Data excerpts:

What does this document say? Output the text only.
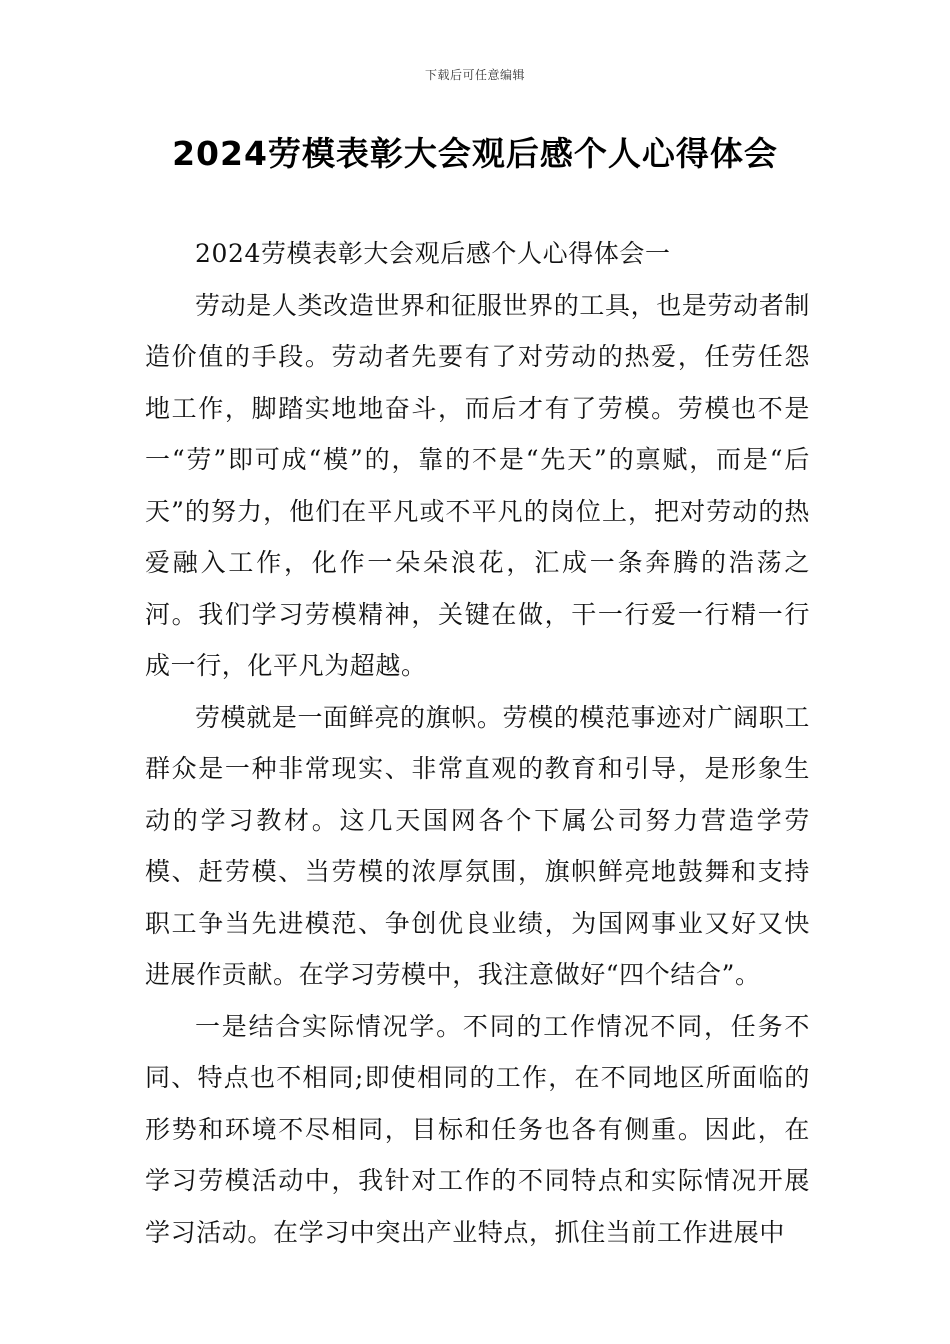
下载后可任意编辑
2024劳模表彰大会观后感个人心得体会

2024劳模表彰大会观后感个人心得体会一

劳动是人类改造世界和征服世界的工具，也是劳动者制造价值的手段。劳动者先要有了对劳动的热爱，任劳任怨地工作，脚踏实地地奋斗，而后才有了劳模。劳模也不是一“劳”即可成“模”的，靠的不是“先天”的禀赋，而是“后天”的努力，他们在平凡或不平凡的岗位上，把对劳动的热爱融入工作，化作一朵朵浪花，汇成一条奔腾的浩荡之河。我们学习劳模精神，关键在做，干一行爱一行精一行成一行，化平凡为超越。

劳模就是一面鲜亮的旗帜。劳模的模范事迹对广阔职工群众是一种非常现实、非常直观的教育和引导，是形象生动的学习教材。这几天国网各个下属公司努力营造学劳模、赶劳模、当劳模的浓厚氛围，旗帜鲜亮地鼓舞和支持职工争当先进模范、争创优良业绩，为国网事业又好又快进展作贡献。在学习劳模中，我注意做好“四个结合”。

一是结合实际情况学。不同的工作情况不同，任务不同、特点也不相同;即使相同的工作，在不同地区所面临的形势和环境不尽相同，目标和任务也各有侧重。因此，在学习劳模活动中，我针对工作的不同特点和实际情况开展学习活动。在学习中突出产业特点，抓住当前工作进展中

__What is expected__.
Write out every entry again word for word, without any of the pictures.

__Finished answer__.
What does this document say? Output the text only.
下载后可任意编辑
2024劳模表彰大会观后感个人心得体会

2024劳模表彰大会观后感个人心得体会一

劳动是人类改造世界和征服世界的工具，也是劳动者制造价值的手段。劳动者先要有了对劳动的热爱，任劳任怨地工作，脚踏实地地奋斗，而后才有了劳模。劳模也不是一“劳”即可成“模”的，靠的不是“先天”的禀赋，而是“后天”的努力，他们在平凡或不平凡的岗位上，把对劳动的热爱融入工作，化作一朵朵浪花，汇成一条奔腾的浩荡之河。我们学习劳模精神，关键在做，干一行爱一行精一行成一行，化平凡为超越。

劳模就是一面鲜亮的旗帜。劳模的模范事迹对广阔职工群众是一种非常现实、非常直观的教育和引导，是形象生动的学习教材。这几天国网各个下属公司努力营造学劳模、赶劳模、当劳模的浓厚氛围，旗帜鲜亮地鼓舞和支持职工争当先进模范、争创优良业绩，为国网事业又好又快进展作贡献。在学习劳模中，我注意做好“四个结合”。

一是结合实际情况学。不同的工作情况不同，任务不同、特点也不相同;即使相同的工作，在不同地区所面临的形势和环境不尽相同，目标和任务也各有侧重。因此，在学习劳模活动中，我针对工作的不同特点和实际情况开展学习活动。在学习中突出产业特点，抓住当前工作进展中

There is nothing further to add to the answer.